═════ Input records

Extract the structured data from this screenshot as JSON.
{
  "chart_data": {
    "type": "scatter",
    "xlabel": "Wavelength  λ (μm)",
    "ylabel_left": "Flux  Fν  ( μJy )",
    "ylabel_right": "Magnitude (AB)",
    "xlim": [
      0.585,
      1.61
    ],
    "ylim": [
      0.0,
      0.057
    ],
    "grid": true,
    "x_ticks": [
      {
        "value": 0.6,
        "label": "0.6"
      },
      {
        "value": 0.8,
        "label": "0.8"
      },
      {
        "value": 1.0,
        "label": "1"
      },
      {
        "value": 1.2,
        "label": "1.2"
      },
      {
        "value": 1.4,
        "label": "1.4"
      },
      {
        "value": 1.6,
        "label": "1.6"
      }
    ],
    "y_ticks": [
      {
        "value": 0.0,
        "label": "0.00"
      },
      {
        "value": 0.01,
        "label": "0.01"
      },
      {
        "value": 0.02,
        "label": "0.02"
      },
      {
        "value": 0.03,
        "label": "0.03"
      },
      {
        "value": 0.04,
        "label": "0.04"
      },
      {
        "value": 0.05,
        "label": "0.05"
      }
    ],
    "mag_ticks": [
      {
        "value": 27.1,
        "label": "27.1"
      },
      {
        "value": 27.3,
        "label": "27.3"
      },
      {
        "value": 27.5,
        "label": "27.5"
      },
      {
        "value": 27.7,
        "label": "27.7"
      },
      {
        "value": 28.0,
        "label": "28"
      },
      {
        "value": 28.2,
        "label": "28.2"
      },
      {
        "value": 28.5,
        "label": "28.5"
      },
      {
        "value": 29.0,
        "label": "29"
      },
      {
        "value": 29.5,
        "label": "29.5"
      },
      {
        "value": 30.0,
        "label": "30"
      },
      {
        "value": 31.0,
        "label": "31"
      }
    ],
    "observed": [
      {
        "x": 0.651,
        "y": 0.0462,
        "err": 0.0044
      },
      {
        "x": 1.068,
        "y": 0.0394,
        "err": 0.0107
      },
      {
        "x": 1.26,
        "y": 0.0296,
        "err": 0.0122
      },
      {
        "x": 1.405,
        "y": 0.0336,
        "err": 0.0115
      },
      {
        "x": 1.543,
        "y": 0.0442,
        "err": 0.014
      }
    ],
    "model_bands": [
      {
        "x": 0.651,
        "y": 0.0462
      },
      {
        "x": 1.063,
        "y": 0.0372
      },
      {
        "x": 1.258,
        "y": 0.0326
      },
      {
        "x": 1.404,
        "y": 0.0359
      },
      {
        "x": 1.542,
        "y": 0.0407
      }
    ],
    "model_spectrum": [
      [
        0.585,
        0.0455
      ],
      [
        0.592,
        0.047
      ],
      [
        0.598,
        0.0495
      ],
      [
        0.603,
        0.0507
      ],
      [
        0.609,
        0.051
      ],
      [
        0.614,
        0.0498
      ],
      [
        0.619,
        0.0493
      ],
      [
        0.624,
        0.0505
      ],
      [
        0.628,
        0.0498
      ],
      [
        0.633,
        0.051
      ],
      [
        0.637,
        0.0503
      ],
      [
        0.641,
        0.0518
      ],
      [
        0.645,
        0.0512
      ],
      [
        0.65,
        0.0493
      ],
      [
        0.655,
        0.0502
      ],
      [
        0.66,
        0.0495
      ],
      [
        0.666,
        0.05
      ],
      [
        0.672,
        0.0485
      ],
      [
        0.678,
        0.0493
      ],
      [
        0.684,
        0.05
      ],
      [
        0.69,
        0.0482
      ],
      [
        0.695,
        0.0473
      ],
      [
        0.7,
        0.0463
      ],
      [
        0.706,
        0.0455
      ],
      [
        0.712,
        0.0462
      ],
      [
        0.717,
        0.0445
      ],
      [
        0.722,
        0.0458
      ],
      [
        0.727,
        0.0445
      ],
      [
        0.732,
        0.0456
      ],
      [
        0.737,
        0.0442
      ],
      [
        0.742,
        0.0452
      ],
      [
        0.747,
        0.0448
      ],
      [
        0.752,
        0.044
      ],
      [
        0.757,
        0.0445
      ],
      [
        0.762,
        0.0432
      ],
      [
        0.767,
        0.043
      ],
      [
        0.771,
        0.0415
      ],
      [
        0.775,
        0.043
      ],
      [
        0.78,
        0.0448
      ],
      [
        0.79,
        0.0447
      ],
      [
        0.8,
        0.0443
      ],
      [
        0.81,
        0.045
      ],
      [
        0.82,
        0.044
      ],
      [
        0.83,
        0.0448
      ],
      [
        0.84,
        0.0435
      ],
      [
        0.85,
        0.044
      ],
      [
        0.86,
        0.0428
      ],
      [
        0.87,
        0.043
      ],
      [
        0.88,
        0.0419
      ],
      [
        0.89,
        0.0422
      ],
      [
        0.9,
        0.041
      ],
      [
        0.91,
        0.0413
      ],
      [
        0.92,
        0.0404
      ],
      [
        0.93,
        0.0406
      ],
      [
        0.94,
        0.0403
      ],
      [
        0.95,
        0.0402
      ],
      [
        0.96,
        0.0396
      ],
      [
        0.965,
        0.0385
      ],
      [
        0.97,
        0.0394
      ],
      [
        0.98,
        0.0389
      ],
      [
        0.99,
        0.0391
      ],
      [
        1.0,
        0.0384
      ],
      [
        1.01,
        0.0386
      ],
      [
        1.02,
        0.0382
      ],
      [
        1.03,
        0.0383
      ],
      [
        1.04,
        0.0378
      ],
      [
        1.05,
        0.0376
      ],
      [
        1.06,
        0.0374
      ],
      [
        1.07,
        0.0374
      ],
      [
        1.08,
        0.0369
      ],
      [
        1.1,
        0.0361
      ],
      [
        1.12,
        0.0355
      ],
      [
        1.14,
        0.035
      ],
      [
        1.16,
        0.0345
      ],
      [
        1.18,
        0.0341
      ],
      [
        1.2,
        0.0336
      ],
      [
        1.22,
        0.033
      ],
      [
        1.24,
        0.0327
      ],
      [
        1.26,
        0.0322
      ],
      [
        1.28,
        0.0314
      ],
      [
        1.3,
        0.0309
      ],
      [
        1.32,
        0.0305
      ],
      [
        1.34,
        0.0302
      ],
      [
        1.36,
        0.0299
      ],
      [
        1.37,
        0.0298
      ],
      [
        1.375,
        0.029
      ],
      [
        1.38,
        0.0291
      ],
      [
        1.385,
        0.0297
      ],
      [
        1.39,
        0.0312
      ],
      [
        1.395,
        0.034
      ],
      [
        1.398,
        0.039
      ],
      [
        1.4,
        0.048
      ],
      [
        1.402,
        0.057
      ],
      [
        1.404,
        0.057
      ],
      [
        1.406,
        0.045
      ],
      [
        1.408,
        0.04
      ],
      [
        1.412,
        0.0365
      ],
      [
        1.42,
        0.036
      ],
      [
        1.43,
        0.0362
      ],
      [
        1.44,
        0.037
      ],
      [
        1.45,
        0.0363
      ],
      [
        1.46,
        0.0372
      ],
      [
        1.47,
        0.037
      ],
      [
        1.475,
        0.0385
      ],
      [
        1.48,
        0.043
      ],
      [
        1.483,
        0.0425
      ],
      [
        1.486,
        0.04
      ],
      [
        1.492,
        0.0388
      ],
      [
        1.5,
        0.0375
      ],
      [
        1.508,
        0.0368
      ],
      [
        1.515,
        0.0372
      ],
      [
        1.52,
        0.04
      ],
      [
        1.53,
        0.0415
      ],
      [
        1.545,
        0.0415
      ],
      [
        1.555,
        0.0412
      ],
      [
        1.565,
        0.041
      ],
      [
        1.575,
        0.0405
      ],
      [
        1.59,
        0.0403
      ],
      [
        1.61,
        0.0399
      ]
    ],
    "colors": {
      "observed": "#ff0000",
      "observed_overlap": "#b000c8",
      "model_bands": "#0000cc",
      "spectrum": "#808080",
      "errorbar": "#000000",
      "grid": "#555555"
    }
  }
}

══════════

▶ Task directions
Copy each line of the data exactly, leaving nothing out.

▶ Written solution
Extract the structured data from this screenshot as JSON.
{
  "chart_data": {
    "type": "scatter",
    "xlabel": "Wavelength  λ (μm)",
    "ylabel_left": "Flux  Fν  ( μJy )",
    "ylabel_right": "Magnitude (AB)",
    "xlim": [
      0.585,
      1.61
    ],
    "ylim": [
      0.0,
      0.057
    ],
    "grid": true,
    "x_ticks": [
      {
        "value": 0.6,
        "label": "0.6"
      },
      {
        "value": 0.8,
        "label": "0.8"
      },
      {
        "value": 1.0,
        "label": "1"
      },
      {
        "value": 1.2,
        "label": "1.2"
      },
      {
        "value": 1.4,
        "label": "1.4"
      },
      {
        "value": 1.6,
        "label": "1.6"
      }
    ],
    "y_ticks": [
      {
        "value": 0.0,
        "label": "0.00"
      },
      {
        "value": 0.01,
        "label": "0.01"
      },
      {
        "value": 0.02,
        "label": "0.02"
      },
      {
        "value": 0.03,
        "label": "0.03"
      },
      {
        "value": 0.04,
        "label": "0.04"
      },
      {
        "value": 0.05,
        "label": "0.05"
      }
    ],
    "mag_ticks": [
      {
        "value": 27.1,
        "label": "27.1"
      },
      {
        "value": 27.3,
        "label": "27.3"
      },
      {
        "value": 27.5,
        "label": "27.5"
      },
      {
        "value": 27.7,
        "label": "27.7"
      },
      {
        "value": 28.0,
        "label": "28"
      },
      {
        "value": 28.2,
        "label": "28.2"
      },
      {
        "value": 28.5,
        "label": "28.5"
      },
      {
        "value": 29.0,
        "label": "29"
      },
      {
        "value": 29.5,
        "label": "29.5"
      },
      {
        "value": 30.0,
        "label": "30"
      },
      {
        "value": 31.0,
        "label": "31"
      }
    ],
    "observed": [
      {
        "x": 0.651,
        "y": 0.0462,
        "err": 0.0044
      },
      {
        "x": 1.068,
        "y": 0.0394,
        "err": 0.0107
      },
      {
        "x": 1.26,
        "y": 0.0296,
        "err": 0.0122
      },
      {
        "x": 1.405,
        "y": 0.0336,
        "err": 0.0115
      },
      {
        "x": 1.543,
        "y": 0.0442,
        "err": 0.014
      }
    ],
    "model_bands": [
      {
        "x": 0.651,
        "y": 0.0462
      },
      {
        "x": 1.063,
        "y": 0.0372
      },
      {
        "x": 1.258,
        "y": 0.0326
      },
      {
        "x": 1.404,
        "y": 0.0359
      },
      {
        "x": 1.542,
        "y": 0.0407
      }
    ],
    "model_spectrum": [
      [
        0.585,
        0.0455
      ],
      [
        0.592,
        0.047
      ],
      [
        0.598,
        0.0495
      ],
      [
        0.603,
        0.0507
      ],
      [
        0.609,
        0.051
      ],
      [
        0.614,
        0.0498
      ],
      [
        0.619,
        0.0493
      ],
      [
        0.624,
        0.0505
      ],
      [
        0.628,
        0.0498
      ],
      [
        0.633,
        0.051
      ],
      [
        0.637,
        0.0503
      ],
      [
        0.641,
        0.0518
      ],
      [
        0.645,
        0.0512
      ],
      [
        0.65,
        0.0493
      ],
      [
        0.655,
        0.0502
      ],
      [
        0.66,
        0.0495
      ],
      [
        0.666,
        0.05
      ],
      [
        0.672,
        0.0485
      ],
      [
        0.678,
        0.0493
      ],
      [
        0.684,
        0.05
      ],
      [
        0.69,
        0.0482
      ],
      [
        0.695,
        0.0473
      ],
      [
        0.7,
        0.0463
      ],
      [
        0.706,
        0.0455
      ],
      [
        0.712,
        0.0462
      ],
      [
        0.717,
        0.0445
      ],
      [
        0.722,
        0.0458
      ],
      [
        0.727,
        0.0445
      ],
      [
        0.732,
        0.0456
      ],
      [
        0.737,
        0.0442
      ],
      [
        0.742,
        0.0452
      ],
      [
        0.747,
        0.0448
      ],
      [
        0.752,
        0.044
      ],
      [
        0.757,
        0.0445
      ],
      [
        0.762,
        0.0432
      ],
      [
        0.767,
        0.043
      ],
      [
        0.771,
        0.0415
      ],
      [
        0.775,
        0.043
      ],
      [
        0.78,
        0.0448
      ],
      [
        0.79,
        0.0447
      ],
      [
        0.8,
        0.0443
      ],
      [
        0.81,
        0.045
      ],
      [
        0.82,
        0.044
      ],
      [
        0.83,
        0.0448
      ],
      [
        0.84,
        0.0435
      ],
      [
        0.85,
        0.044
      ],
      [
        0.86,
        0.0428
      ],
      [
        0.87,
        0.043
      ],
      [
        0.88,
        0.0419
      ],
      [
        0.89,
        0.0422
      ],
      [
        0.9,
        0.041
      ],
      [
        0.91,
        0.0413
      ],
      [
        0.92,
        0.0404
      ],
      [
        0.93,
        0.0406
      ],
      [
        0.94,
        0.0403
      ],
      [
        0.95,
        0.0402
      ],
      [
        0.96,
        0.0396
      ],
      [
        0.965,
        0.0385
      ],
      [
        0.97,
        0.0394
      ],
      [
        0.98,
        0.0389
      ],
      [
        0.99,
        0.0391
      ],
      [
        1.0,
        0.0384
      ],
      [
        1.01,
        0.0386
      ],
      [
        1.02,
        0.0382
      ],
      [
        1.03,
        0.0383
      ],
      [
        1.04,
        0.0378
      ],
      [
        1.05,
        0.0376
      ],
      [
        1.06,
        0.0374
      ],
      [
        1.07,
        0.0374
      ],
      [
        1.08,
        0.0369
      ],
      [
        1.1,
        0.0361
      ],
      [
        1.12,
        0.0355
      ],
      [
        1.14,
        0.035
      ],
      [
        1.16,
        0.0345
      ],
      [
        1.18,
        0.0341
      ],
      [
        1.2,
        0.0336
      ],
      [
        1.22,
        0.033
      ],
      [
        1.24,
        0.0327
      ],
      [
        1.26,
        0.0322
      ],
      [
        1.28,
        0.0314
      ],
      [
        1.3,
        0.0309
      ],
      [
        1.32,
        0.0305
      ],
      [
        1.34,
        0.0302
      ],
      [
        1.36,
        0.0299
      ],
      [
        1.37,
        0.0298
      ],
      [
        1.375,
        0.029
      ],
      [
        1.38,
        0.0291
      ],
      [
        1.385,
        0.0297
      ],
      [
        1.39,
        0.0312
      ],
      [
        1.395,
        0.034
      ],
      [
        1.398,
        0.039
      ],
      [
        1.4,
        0.048
      ],
      [
        1.402,
        0.057
      ],
      [
        1.404,
        0.057
      ],
      [
        1.406,
        0.045
      ],
      [
        1.408,
        0.04
      ],
      [
        1.412,
        0.0365
      ],
      [
        1.42,
        0.036
      ],
      [
        1.43,
        0.0362
      ],
      [
        1.44,
        0.037
      ],
      [
        1.45,
        0.0363
      ],
      [
        1.46,
        0.0372
      ],
      [
        1.47,
        0.037
      ],
      [
        1.475,
        0.0385
      ],
      [
        1.48,
        0.043
      ],
      [
        1.483,
        0.0425
      ],
      [
        1.486,
        0.04
      ],
      [
        1.492,
        0.0388
      ],
      [
        1.5,
        0.0375
      ],
      [
        1.508,
        0.0368
      ],
      [
        1.515,
        0.0372
      ],
      [
        1.52,
        0.04
      ],
      [
        1.53,
        0.0415
      ],
      [
        1.545,
        0.0415
      ],
      [
        1.555,
        0.0412
      ],
      [
        1.565,
        0.041
      ],
      [
        1.575,
        0.0405
      ],
      [
        1.59,
        0.0403
      ],
      [
        1.61,
        0.0399
      ]
    ],
    "colors": {
      "observed": "#ff0000",
      "observed_overlap": "#b000c8",
      "model_bands": "#0000cc",
      "spectrum": "#808080",
      "errorbar": "#000000",
      "grid": "#555555"
    }
  }
}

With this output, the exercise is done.